Extracted records
○ ○ ○ ○

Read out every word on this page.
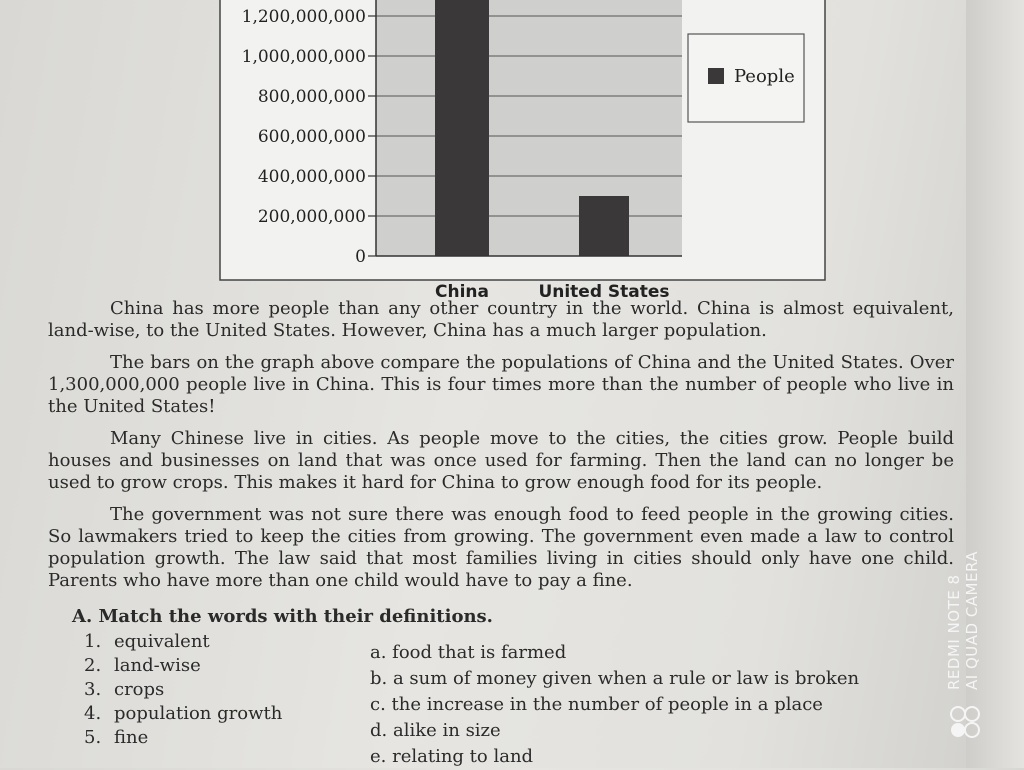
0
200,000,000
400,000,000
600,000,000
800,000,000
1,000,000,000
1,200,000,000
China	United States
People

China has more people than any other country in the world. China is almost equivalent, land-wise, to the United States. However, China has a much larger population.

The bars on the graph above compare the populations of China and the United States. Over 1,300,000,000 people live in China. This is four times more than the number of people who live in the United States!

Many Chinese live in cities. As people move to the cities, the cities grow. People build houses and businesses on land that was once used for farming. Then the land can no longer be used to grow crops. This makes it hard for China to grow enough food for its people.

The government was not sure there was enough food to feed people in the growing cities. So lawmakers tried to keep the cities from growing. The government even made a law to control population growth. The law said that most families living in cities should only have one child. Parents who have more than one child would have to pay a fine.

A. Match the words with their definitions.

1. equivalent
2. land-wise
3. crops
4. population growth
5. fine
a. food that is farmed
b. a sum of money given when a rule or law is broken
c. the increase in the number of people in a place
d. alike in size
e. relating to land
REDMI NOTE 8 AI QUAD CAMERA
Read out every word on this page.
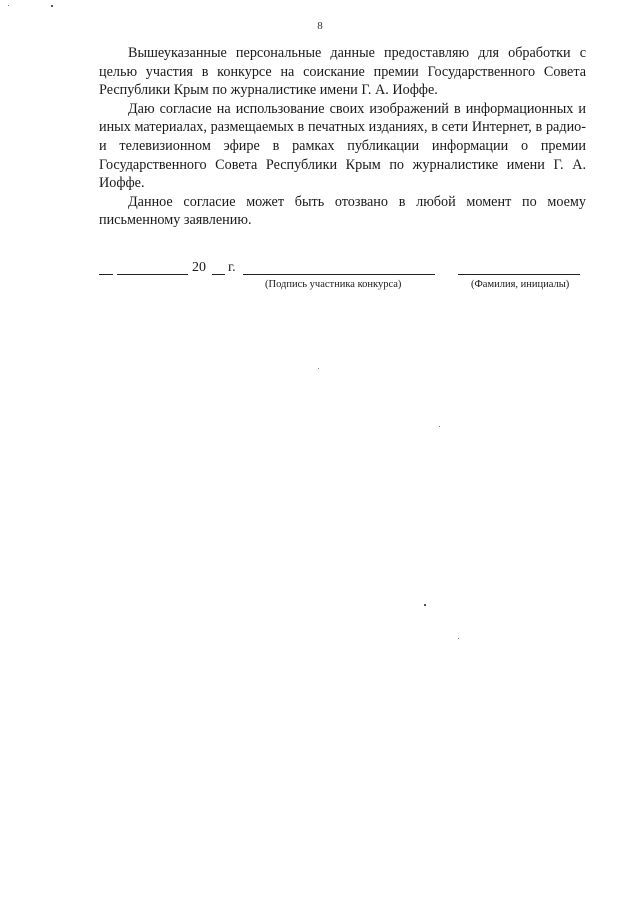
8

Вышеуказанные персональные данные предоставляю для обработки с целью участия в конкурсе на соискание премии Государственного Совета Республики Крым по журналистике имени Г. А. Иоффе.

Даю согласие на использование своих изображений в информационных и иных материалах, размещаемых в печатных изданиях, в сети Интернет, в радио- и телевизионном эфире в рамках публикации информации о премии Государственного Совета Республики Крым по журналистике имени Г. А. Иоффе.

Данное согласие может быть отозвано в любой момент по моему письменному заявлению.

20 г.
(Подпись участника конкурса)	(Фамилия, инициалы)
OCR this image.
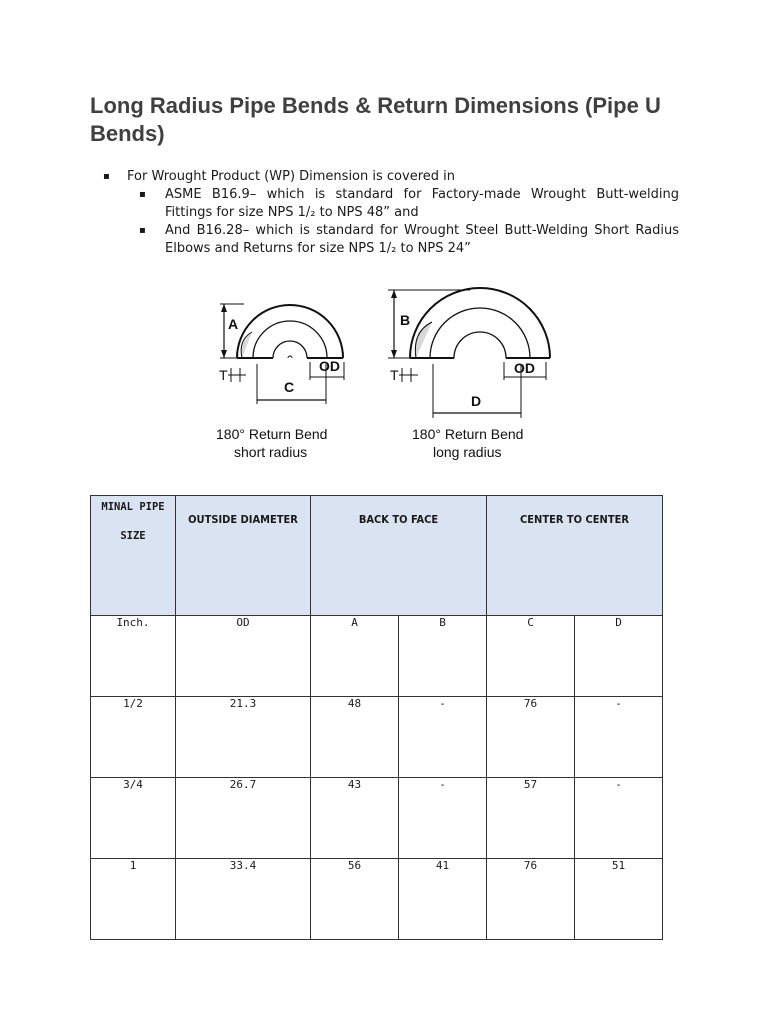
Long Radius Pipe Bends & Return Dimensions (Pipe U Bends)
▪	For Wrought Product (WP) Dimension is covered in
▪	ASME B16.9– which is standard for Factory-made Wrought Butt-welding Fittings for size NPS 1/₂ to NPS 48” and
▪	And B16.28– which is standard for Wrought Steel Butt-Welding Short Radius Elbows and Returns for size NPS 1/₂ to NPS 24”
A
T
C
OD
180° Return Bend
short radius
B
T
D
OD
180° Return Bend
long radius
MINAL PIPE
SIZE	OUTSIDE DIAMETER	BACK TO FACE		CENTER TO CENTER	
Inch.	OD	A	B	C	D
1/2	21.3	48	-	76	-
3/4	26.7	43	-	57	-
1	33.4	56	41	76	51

○ ○ ○ ○

» **Stated goal**:
Restate the whole of the material word for word without the pictures.

» **Worked solution**:
Read out every word on this page.
0
200,000,000
400,000,000
600,000,000
800,000,000
1,000,000,000
1,200,000,000
China	United States
People

China has more people than any other country in the world. China is almost equivalent, land-wise, to the United States. However, China has a much larger population.

The bars on the graph above compare the populations of China and the United States. Over 1,300,000,000 people live in China. This is four times more than the number of people who live in the United States!

Many Chinese live in cities. As people move to the cities, the cities grow. People build houses and businesses on land that was once used for farming. Then the land can no longer be used to grow crops. This makes it hard for China to grow enough food for its people.

The government was not sure there was enough food to feed people in the growing cities. So lawmakers tried to keep the cities from growing. The government even made a law to control population growth. The law said that most families living in cities should only have one child. Parents who have more than one child would have to pay a fine.

A. Match the words with their definitions.

1. equivalent
2. land-wise
3. crops
4. population growth
5. fine
a. food that is farmed
b. a sum of money given when a rule or law is broken
c. the increase in the number of people in a place
d. alike in size
e. relating to land
REDMI NOTE 8 AI QUAD CAMERA
Read out every word on this page.
8

Вышеуказанные персональные данные предоставляю для обработки с целью участия в конкурсе на соискание премии Государственного Совета Республики Крым по журналистике имени Г. А. Иоффе.

Даю согласие на использование своих изображений в информационных и иных материалах, размещаемых в печатных изданиях, в сети Интернет, в радио- и телевизионном эфире в рамках публикации информации о премии Государственного Совета Республики Крым по журналистике имени Г. А. Иоффе.

Данное согласие может быть отозвано в любой момент по моему письменному заявлению.

20 г.
(Подпись участника конкурса)	(Фамилия, инициалы)
OCR this image.
Long Radius Pipe Bends & Return Dimensions (Pipe U Bends)
▪	For Wrought Product (WP) Dimension is covered in
▪	ASME B16.9– which is standard for Factory-made Wrought Butt-welding Fittings for size NPS 1/₂ to NPS 48” and
▪	And B16.28– which is standard for Wrought Steel Butt-Welding Short Radius Elbows and Returns for size NPS 1/₂ to NPS 24”
A
T
C
OD
180° Return Bend
short radius
B
T
D
OD
180° Return Bend
long radius
MINAL PIPE
SIZE	OUTSIDE DIAMETER	BACK TO FACE		CENTER TO CENTER	
Inch.	OD	A	B	C	D
1/2	21.3	48	-	76	-
3/4	26.7	43	-	57	-
1	33.4	56	41	76	51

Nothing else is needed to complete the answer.